Work to be completed:
Below are the records; reproduce all of them exactly but without any images.

★ ★ ★

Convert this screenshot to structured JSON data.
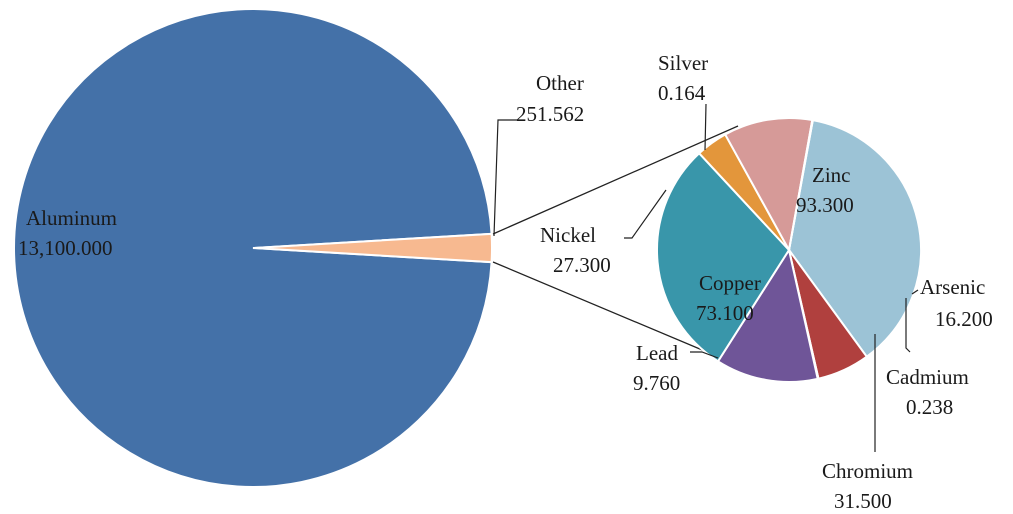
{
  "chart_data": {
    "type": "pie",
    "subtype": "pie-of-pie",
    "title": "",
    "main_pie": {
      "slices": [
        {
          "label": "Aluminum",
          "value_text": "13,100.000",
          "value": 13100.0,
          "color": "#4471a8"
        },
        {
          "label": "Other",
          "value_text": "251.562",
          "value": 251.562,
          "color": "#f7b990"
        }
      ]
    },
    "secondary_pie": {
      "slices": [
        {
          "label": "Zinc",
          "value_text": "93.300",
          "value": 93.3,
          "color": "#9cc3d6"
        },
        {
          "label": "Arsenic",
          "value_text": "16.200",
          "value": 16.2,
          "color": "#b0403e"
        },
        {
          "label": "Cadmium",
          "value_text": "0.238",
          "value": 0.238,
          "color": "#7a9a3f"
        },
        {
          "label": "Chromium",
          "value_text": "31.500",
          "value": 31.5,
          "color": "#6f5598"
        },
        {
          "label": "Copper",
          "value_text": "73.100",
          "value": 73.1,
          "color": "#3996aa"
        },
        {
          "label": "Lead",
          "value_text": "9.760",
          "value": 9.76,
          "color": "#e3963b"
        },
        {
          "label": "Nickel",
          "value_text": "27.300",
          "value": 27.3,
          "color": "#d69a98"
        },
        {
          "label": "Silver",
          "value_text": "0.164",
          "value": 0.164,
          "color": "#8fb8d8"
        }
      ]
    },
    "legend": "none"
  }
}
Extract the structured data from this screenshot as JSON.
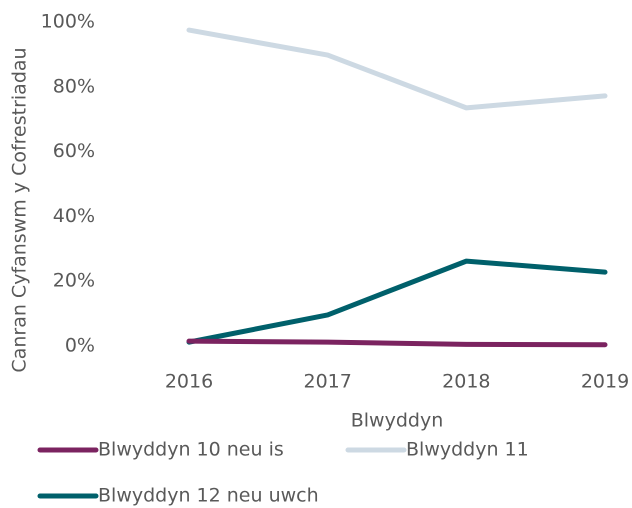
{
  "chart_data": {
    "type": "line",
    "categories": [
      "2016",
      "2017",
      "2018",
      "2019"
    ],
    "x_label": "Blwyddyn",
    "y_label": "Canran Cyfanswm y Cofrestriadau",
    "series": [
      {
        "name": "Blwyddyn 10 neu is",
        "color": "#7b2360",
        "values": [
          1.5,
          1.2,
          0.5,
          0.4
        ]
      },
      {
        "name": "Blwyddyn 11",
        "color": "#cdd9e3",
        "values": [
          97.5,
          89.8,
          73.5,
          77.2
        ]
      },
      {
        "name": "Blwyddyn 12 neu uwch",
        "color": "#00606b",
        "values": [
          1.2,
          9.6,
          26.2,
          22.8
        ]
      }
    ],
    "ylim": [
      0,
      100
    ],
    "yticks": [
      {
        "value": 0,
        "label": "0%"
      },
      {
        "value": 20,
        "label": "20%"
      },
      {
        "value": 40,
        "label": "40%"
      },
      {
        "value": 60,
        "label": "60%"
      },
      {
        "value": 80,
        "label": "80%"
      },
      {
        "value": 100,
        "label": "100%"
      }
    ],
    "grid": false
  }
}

★ ★ ★

Result below:
Convert this screenshot to structured JSON data.
{
  "chart_data": {
    "type": "pie",
    "subtype": "pie-of-pie",
    "title": "",
    "main_pie": {
      "slices": [
        {
          "label": "Aluminum",
          "value_text": "13,100.000",
          "value": 13100.0,
          "color": "#4471a8"
        },
        {
          "label": "Other",
          "value_text": "251.562",
          "value": 251.562,
          "color": "#f7b990"
        }
      ]
    },
    "secondary_pie": {
      "slices": [
        {
          "label": "Zinc",
          "value_text": "93.300",
          "value": 93.3,
          "color": "#9cc3d6"
        },
        {
          "label": "Arsenic",
          "value_text": "16.200",
          "value": 16.2,
          "color": "#b0403e"
        },
        {
          "label": "Cadmium",
          "value_text": "0.238",
          "value": 0.238,
          "color": "#7a9a3f"
        },
        {
          "label": "Chromium",
          "value_text": "31.500",
          "value": 31.5,
          "color": "#6f5598"
        },
        {
          "label": "Copper",
          "value_text": "73.100",
          "value": 73.1,
          "color": "#3996aa"
        },
        {
          "label": "Lead",
          "value_text": "9.760",
          "value": 9.76,
          "color": "#e3963b"
        },
        {
          "label": "Nickel",
          "value_text": "27.300",
          "value": 27.3,
          "color": "#d69a98"
        },
        {
          "label": "Silver",
          "value_text": "0.164",
          "value": 0.164,
          "color": "#8fb8d8"
        }
      ]
    },
    "legend": "none"
  }
}
Extract the structured data from this screenshot as JSON.
{
  "chart_data": {
    "type": "line",
    "categories": [
      "2016",
      "2017",
      "2018",
      "2019"
    ],
    "x_label": "Blwyddyn",
    "y_label": "Canran Cyfanswm y Cofrestriadau",
    "series": [
      {
        "name": "Blwyddyn 10 neu is",
        "color": "#7b2360",
        "values": [
          1.5,
          1.2,
          0.5,
          0.4
        ]
      },
      {
        "name": "Blwyddyn 11",
        "color": "#cdd9e3",
        "values": [
          97.5,
          89.8,
          73.5,
          77.2
        ]
      },
      {
        "name": "Blwyddyn 12 neu uwch",
        "color": "#00606b",
        "values": [
          1.2,
          9.6,
          26.2,
          22.8
        ]
      }
    ],
    "ylim": [
      0,
      100
    ],
    "yticks": [
      {
        "value": 0,
        "label": "0%"
      },
      {
        "value": 20,
        "label": "20%"
      },
      {
        "value": 40,
        "label": "40%"
      },
      {
        "value": 60,
        "label": "60%"
      },
      {
        "value": 80,
        "label": "80%"
      },
      {
        "value": 100,
        "label": "100%"
      }
    ],
    "grid": false
  }
}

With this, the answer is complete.